[TASK GOAL]:
Each entry below is to be printed verbatim.

[RECORD LIST]:
━━━━━━━━━━━━━━━━

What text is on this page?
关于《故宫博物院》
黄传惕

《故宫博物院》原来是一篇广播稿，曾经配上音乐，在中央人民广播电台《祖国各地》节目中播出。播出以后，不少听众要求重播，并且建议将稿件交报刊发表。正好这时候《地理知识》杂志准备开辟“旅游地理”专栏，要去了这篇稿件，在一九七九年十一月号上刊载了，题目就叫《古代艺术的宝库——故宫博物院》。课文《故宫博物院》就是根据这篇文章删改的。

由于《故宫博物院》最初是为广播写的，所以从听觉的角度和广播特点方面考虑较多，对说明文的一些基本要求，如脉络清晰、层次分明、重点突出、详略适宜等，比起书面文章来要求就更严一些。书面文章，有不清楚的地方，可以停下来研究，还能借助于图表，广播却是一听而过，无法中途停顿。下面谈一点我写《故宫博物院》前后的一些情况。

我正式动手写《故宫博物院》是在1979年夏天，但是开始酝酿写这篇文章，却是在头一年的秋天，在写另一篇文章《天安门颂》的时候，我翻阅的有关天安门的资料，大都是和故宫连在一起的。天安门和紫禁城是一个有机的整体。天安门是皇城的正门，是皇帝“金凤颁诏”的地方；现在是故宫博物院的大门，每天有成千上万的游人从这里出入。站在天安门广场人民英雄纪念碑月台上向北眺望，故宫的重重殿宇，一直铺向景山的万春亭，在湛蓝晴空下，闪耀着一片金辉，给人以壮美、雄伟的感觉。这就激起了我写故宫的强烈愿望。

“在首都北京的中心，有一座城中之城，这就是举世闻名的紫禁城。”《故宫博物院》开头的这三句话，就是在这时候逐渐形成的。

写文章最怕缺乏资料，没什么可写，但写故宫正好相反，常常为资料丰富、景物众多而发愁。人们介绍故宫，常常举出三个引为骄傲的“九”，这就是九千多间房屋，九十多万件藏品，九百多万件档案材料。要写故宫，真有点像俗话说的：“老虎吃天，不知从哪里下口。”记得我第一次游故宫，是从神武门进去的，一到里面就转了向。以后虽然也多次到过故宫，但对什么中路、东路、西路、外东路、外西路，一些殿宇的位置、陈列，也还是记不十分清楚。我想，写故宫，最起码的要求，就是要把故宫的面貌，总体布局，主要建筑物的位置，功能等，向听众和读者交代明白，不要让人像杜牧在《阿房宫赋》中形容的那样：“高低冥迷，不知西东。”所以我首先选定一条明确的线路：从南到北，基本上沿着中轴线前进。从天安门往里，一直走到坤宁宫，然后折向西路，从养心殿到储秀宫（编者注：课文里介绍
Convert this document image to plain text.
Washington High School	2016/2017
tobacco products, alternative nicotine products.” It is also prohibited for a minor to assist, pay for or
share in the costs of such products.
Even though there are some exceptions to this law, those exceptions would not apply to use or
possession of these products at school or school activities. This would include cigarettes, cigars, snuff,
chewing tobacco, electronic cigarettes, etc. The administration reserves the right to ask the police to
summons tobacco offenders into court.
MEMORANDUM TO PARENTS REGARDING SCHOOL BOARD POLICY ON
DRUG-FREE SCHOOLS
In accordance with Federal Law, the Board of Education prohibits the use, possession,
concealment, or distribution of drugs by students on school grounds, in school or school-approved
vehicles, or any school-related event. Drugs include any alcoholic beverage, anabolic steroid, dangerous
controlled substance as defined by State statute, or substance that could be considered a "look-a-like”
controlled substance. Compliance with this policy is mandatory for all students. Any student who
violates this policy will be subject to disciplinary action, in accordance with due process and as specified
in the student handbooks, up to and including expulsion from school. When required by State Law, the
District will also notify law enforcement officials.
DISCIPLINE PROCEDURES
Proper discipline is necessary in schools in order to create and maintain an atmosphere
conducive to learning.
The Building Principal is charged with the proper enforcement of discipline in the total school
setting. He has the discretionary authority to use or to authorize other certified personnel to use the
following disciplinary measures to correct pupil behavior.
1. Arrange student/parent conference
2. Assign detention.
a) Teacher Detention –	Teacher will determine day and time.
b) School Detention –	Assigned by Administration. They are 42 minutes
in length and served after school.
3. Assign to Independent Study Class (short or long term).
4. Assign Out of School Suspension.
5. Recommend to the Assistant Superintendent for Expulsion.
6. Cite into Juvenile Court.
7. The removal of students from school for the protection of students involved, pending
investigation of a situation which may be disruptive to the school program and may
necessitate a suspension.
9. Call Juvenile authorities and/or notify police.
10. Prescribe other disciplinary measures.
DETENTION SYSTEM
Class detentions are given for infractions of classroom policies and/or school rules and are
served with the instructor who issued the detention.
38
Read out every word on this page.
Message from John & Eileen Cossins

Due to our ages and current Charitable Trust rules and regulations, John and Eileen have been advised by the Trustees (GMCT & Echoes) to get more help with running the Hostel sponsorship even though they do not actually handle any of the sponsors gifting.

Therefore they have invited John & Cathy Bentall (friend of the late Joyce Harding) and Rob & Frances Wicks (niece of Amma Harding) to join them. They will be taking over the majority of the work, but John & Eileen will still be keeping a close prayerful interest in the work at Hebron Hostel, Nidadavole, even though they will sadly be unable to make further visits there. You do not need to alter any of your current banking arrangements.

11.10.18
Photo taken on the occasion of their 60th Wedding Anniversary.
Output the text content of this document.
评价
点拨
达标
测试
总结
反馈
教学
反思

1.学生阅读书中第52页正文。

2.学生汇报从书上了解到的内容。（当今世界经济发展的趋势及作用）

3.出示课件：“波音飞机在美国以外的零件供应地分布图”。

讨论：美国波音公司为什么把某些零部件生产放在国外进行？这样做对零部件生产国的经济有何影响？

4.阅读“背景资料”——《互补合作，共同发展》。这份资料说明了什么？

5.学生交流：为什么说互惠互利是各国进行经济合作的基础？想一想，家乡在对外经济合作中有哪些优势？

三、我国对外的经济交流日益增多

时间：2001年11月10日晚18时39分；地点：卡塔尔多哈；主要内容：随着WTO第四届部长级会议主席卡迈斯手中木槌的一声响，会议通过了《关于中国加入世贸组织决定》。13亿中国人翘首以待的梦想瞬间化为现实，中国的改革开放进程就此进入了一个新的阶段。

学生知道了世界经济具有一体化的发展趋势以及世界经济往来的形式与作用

━━━━━━━━━━━━━━━━

[EXERCISE OUTPUT]:
What text is on this page?
关于《故宫博物院》
黄传惕

《故宫博物院》原来是一篇广播稿，曾经配上音乐，在中央人民广播电台《祖国各地》节目中播出。播出以后，不少听众要求重播，并且建议将稿件交报刊发表。正好这时候《地理知识》杂志准备开辟“旅游地理”专栏，要去了这篇稿件，在一九七九年十一月号上刊载了，题目就叫《古代艺术的宝库——故宫博物院》。课文《故宫博物院》就是根据这篇文章删改的。

由于《故宫博物院》最初是为广播写的，所以从听觉的角度和广播特点方面考虑较多，对说明文的一些基本要求，如脉络清晰、层次分明、重点突出、详略适宜等，比起书面文章来要求就更严一些。书面文章，有不清楚的地方，可以停下来研究，还能借助于图表，广播却是一听而过，无法中途停顿。下面谈一点我写《故宫博物院》前后的一些情况。

我正式动手写《故宫博物院》是在1979年夏天，但是开始酝酿写这篇文章，却是在头一年的秋天，在写另一篇文章《天安门颂》的时候，我翻阅的有关天安门的资料，大都是和故宫连在一起的。天安门和紫禁城是一个有机的整体。天安门是皇城的正门，是皇帝“金凤颁诏”的地方；现在是故宫博物院的大门，每天有成千上万的游人从这里出入。站在天安门广场人民英雄纪念碑月台上向北眺望，故宫的重重殿宇，一直铺向景山的万春亭，在湛蓝晴空下，闪耀着一片金辉，给人以壮美、雄伟的感觉。这就激起了我写故宫的强烈愿望。

“在首都北京的中心，有一座城中之城，这就是举世闻名的紫禁城。”《故宫博物院》开头的这三句话，就是在这时候逐渐形成的。

写文章最怕缺乏资料，没什么可写，但写故宫正好相反，常常为资料丰富、景物众多而发愁。人们介绍故宫，常常举出三个引为骄傲的“九”，这就是九千多间房屋，九十多万件藏品，九百多万件档案材料。要写故宫，真有点像俗话说的：“老虎吃天，不知从哪里下口。”记得我第一次游故宫，是从神武门进去的，一到里面就转了向。以后虽然也多次到过故宫，但对什么中路、东路、西路、外东路、外西路，一些殿宇的位置、陈列，也还是记不十分清楚。我想，写故宫，最起码的要求，就是要把故宫的面貌，总体布局，主要建筑物的位置，功能等，向听众和读者交代明白，不要让人像杜牧在《阿房宫赋》中形容的那样：“高低冥迷，不知西东。”所以我首先选定一条明确的线路：从南到北，基本上沿着中轴线前进。从天安门往里，一直走到坤宁宫，然后折向西路，从养心殿到储秀宫（编者注：课文里介绍
Convert this document image to plain text.
Washington High School	2016/2017
tobacco products, alternative nicotine products.” It is also prohibited for a minor to assist, pay for or
share in the costs of such products.
Even though there are some exceptions to this law, those exceptions would not apply to use or
possession of these products at school or school activities. This would include cigarettes, cigars, snuff,
chewing tobacco, electronic cigarettes, etc. The administration reserves the right to ask the police to
summons tobacco offenders into court.
MEMORANDUM TO PARENTS REGARDING SCHOOL BOARD POLICY ON
DRUG-FREE SCHOOLS
In accordance with Federal Law, the Board of Education prohibits the use, possession,
concealment, or distribution of drugs by students on school grounds, in school or school-approved
vehicles, or any school-related event. Drugs include any alcoholic beverage, anabolic steroid, dangerous
controlled substance as defined by State statute, or substance that could be considered a "look-a-like”
controlled substance. Compliance with this policy is mandatory for all students. Any student who
violates this policy will be subject to disciplinary action, in accordance with due process and as specified
in the student handbooks, up to and including expulsion from school. When required by State Law, the
District will also notify law enforcement officials.
DISCIPLINE PROCEDURES
Proper discipline is necessary in schools in order to create and maintain an atmosphere
conducive to learning.
The Building Principal is charged with the proper enforcement of discipline in the total school
setting. He has the discretionary authority to use or to authorize other certified personnel to use the
following disciplinary measures to correct pupil behavior.
1. Arrange student/parent conference
2. Assign detention.
a) Teacher Detention –	Teacher will determine day and time.
b) School Detention –	Assigned by Administration. They are 42 minutes
in length and served after school.
3. Assign to Independent Study Class (short or long term).
4. Assign Out of School Suspension.
5. Recommend to the Assistant Superintendent for Expulsion.
6. Cite into Juvenile Court.
7. The removal of students from school for the protection of students involved, pending
investigation of a situation which may be disruptive to the school program and may
necessitate a suspension.
9. Call Juvenile authorities and/or notify police.
10. Prescribe other disciplinary measures.
DETENTION SYSTEM
Class detentions are given for infractions of classroom policies and/or school rules and are
served with the instructor who issued the detention.
38
Read out every word on this page.
Message from John & Eileen Cossins

Due to our ages and current Charitable Trust rules and regulations, John and Eileen have been advised by the Trustees (GMCT & Echoes) to get more help with running the Hostel sponsorship even though they do not actually handle any of the sponsors gifting.

Therefore they have invited John & Cathy Bentall (friend of the late Joyce Harding) and Rob & Frances Wicks (niece of Amma Harding) to join them. They will be taking over the majority of the work, but John & Eileen will still be keeping a close prayerful interest in the work at Hebron Hostel, Nidadavole, even though they will sadly be unable to make further visits there. You do not need to alter any of your current banking arrangements.

11.10.18
Photo taken on the occasion of their 60th Wedding Anniversary.
Output the text content of this document.
评价
点拨
达标
测试
总结
反馈
教学
反思

1.学生阅读书中第52页正文。

2.学生汇报从书上了解到的内容。（当今世界经济发展的趋势及作用）

3.出示课件：“波音飞机在美国以外的零件供应地分布图”。

讨论：美国波音公司为什么把某些零部件生产放在国外进行？这样做对零部件生产国的经济有何影响？

4.阅读“背景资料”——《互补合作，共同发展》。这份资料说明了什么？

5.学生交流：为什么说互惠互利是各国进行经济合作的基础？想一想，家乡在对外经济合作中有哪些优势？

三、我国对外的经济交流日益增多

时间：2001年11月10日晚18时39分；地点：卡塔尔多哈；主要内容：随着WTO第四届部长级会议主席卡迈斯手中木槌的一声响，会议通过了《关于中国加入世贸组织决定》。13亿中国人翘首以待的梦想瞬间化为现实，中国的改革开放进程就此进入了一个新的阶段。

学生知道了世界经济具有一体化的发展趋势以及世界经济往来的形式与作用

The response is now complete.